§ **REQUIREMENTS**
Quote the records beneath, complete and exact. Leave out images.

§ **DATA SECTION**
▬▬▬

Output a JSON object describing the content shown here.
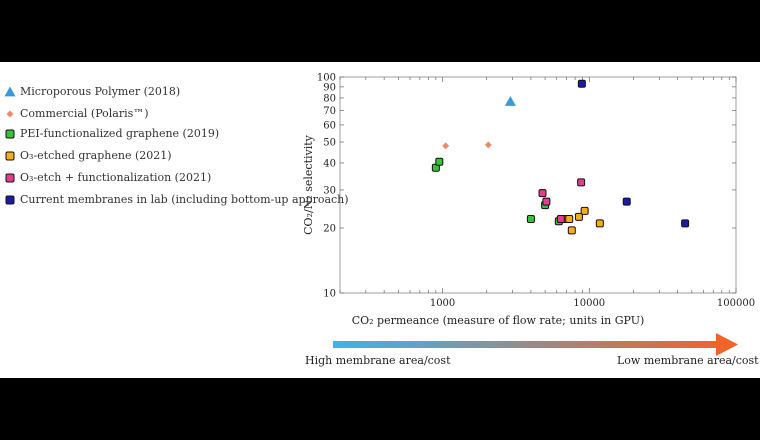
{
  "colors": {
    "microporous": "#3a9ad9",
    "commercial": "#f08a6a",
    "pei": "#39c13a",
    "o3_etched": "#f5ad1b",
    "o3_func": "#e83a8e",
    "current": "#1a1ab0",
    "gradient_start": "#3ab4ee",
    "gradient_end": "#f0642a"
  },
  "legend": [
    {
      "key": "microporous",
      "label": "Microporous Polymer (2018)",
      "marker": "triangle"
    },
    {
      "key": "commercial",
      "label": "Commercial (Polaris™)",
      "marker": "diamond"
    },
    {
      "key": "pei",
      "label": "PEI-functionalized graphene (2019)",
      "marker": "square"
    },
    {
      "key": "o3_etched",
      "label": "O₃-etched graphene (2021)",
      "marker": "square"
    },
    {
      "key": "o3_func",
      "label": "O₃-etch + functionalization (2021)",
      "marker": "square"
    },
    {
      "key": "current",
      "label": "Current membranes in lab (including bottom-up approach)",
      "marker": "square"
    }
  ],
  "gradient": {
    "left_label": "High membrane area/cost",
    "right_label": "Low membrane area/cost"
  },
  "chart_data": {
    "type": "scatter",
    "xscale": "log",
    "yscale": "log",
    "xlabel": "CO₂ permeance (measure of flow rate; units in GPU)",
    "ylabel": "CO₂/N₂ selectivity",
    "xlim": [
      200,
      100000
    ],
    "ylim": [
      10,
      100
    ],
    "xticks": [
      {
        "v": 1000,
        "label": "1000"
      },
      {
        "v": 10000,
        "label": "10000"
      },
      {
        "v": 100000,
        "label": "100000"
      }
    ],
    "yticks": [
      {
        "v": 10,
        "label": "10"
      },
      {
        "v": 20,
        "label": "20"
      },
      {
        "v": 30,
        "label": "30"
      },
      {
        "v": 40,
        "label": "40"
      },
      {
        "v": 50,
        "label": "50"
      },
      {
        "v": 60,
        "label": "60"
      },
      {
        "v": 70,
        "label": "70"
      },
      {
        "v": 80,
        "label": "80"
      },
      {
        "v": 90,
        "label": "90"
      },
      {
        "v": 100,
        "label": "100"
      }
    ],
    "series": [
      {
        "key": "microporous",
        "marker": "triangle",
        "points": [
          [
            2900,
            77
          ]
        ]
      },
      {
        "key": "commercial",
        "marker": "diamond",
        "points": [
          [
            1050,
            48
          ],
          [
            2050,
            48.5
          ]
        ]
      },
      {
        "key": "pei",
        "marker": "square",
        "points": [
          [
            900,
            38
          ],
          [
            950,
            40.5
          ],
          [
            4000,
            22
          ],
          [
            5000,
            25.5
          ],
          [
            6200,
            21.5
          ]
        ]
      },
      {
        "key": "o3_etched",
        "marker": "square",
        "points": [
          [
            6800,
            22
          ],
          [
            7300,
            22
          ],
          [
            7600,
            19.5
          ],
          [
            8500,
            22.5
          ],
          [
            9300,
            24
          ],
          [
            11800,
            21
          ]
        ]
      },
      {
        "key": "o3_func",
        "marker": "square",
        "points": [
          [
            4800,
            29
          ],
          [
            5100,
            26.5
          ],
          [
            6400,
            22
          ],
          [
            8800,
            32.5
          ]
        ]
      },
      {
        "key": "current",
        "marker": "square",
        "points": [
          [
            8900,
            93
          ],
          [
            18000,
            26.5
          ],
          [
            45000,
            21
          ]
        ]
      }
    ]
  }
}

▬▬▬

§ **ANSWER**
Output a JSON object describing the content shown here.
{
  "colors": {
    "microporous": "#3a9ad9",
    "commercial": "#f08a6a",
    "pei": "#39c13a",
    "o3_etched": "#f5ad1b",
    "o3_func": "#e83a8e",
    "current": "#1a1ab0",
    "gradient_start": "#3ab4ee",
    "gradient_end": "#f0642a"
  },
  "legend": [
    {
      "key": "microporous",
      "label": "Microporous Polymer (2018)",
      "marker": "triangle"
    },
    {
      "key": "commercial",
      "label": "Commercial (Polaris™)",
      "marker": "diamond"
    },
    {
      "key": "pei",
      "label": "PEI-functionalized graphene (2019)",
      "marker": "square"
    },
    {
      "key": "o3_etched",
      "label": "O₃-etched graphene (2021)",
      "marker": "square"
    },
    {
      "key": "o3_func",
      "label": "O₃-etch + functionalization (2021)",
      "marker": "square"
    },
    {
      "key": "current",
      "label": "Current membranes in lab (including bottom-up approach)",
      "marker": "square"
    }
  ],
  "gradient": {
    "left_label": "High membrane area/cost",
    "right_label": "Low membrane area/cost"
  },
  "chart_data": {
    "type": "scatter",
    "xscale": "log",
    "yscale": "log",
    "xlabel": "CO₂ permeance (measure of flow rate; units in GPU)",
    "ylabel": "CO₂/N₂ selectivity",
    "xlim": [
      200,
      100000
    ],
    "ylim": [
      10,
      100
    ],
    "xticks": [
      {
        "v": 1000,
        "label": "1000"
      },
      {
        "v": 10000,
        "label": "10000"
      },
      {
        "v": 100000,
        "label": "100000"
      }
    ],
    "yticks": [
      {
        "v": 10,
        "label": "10"
      },
      {
        "v": 20,
        "label": "20"
      },
      {
        "v": 30,
        "label": "30"
      },
      {
        "v": 40,
        "label": "40"
      },
      {
        "v": 50,
        "label": "50"
      },
      {
        "v": 60,
        "label": "60"
      },
      {
        "v": 70,
        "label": "70"
      },
      {
        "v": 80,
        "label": "80"
      },
      {
        "v": 90,
        "label": "90"
      },
      {
        "v": 100,
        "label": "100"
      }
    ],
    "series": [
      {
        "key": "microporous",
        "marker": "triangle",
        "points": [
          [
            2900,
            77
          ]
        ]
      },
      {
        "key": "commercial",
        "marker": "diamond",
        "points": [
          [
            1050,
            48
          ],
          [
            2050,
            48.5
          ]
        ]
      },
      {
        "key": "pei",
        "marker": "square",
        "points": [
          [
            900,
            38
          ],
          [
            950,
            40.5
          ],
          [
            4000,
            22
          ],
          [
            5000,
            25.5
          ],
          [
            6200,
            21.5
          ]
        ]
      },
      {
        "key": "o3_etched",
        "marker": "square",
        "points": [
          [
            6800,
            22
          ],
          [
            7300,
            22
          ],
          [
            7600,
            19.5
          ],
          [
            8500,
            22.5
          ],
          [
            9300,
            24
          ],
          [
            11800,
            21
          ]
        ]
      },
      {
        "key": "o3_func",
        "marker": "square",
        "points": [
          [
            4800,
            29
          ],
          [
            5100,
            26.5
          ],
          [
            6400,
            22
          ],
          [
            8800,
            32.5
          ]
        ]
      },
      {
        "key": "current",
        "marker": "square",
        "points": [
          [
            8900,
            93
          ],
          [
            18000,
            26.5
          ],
          [
            45000,
            21
          ]
        ]
      }
    ]
  }
}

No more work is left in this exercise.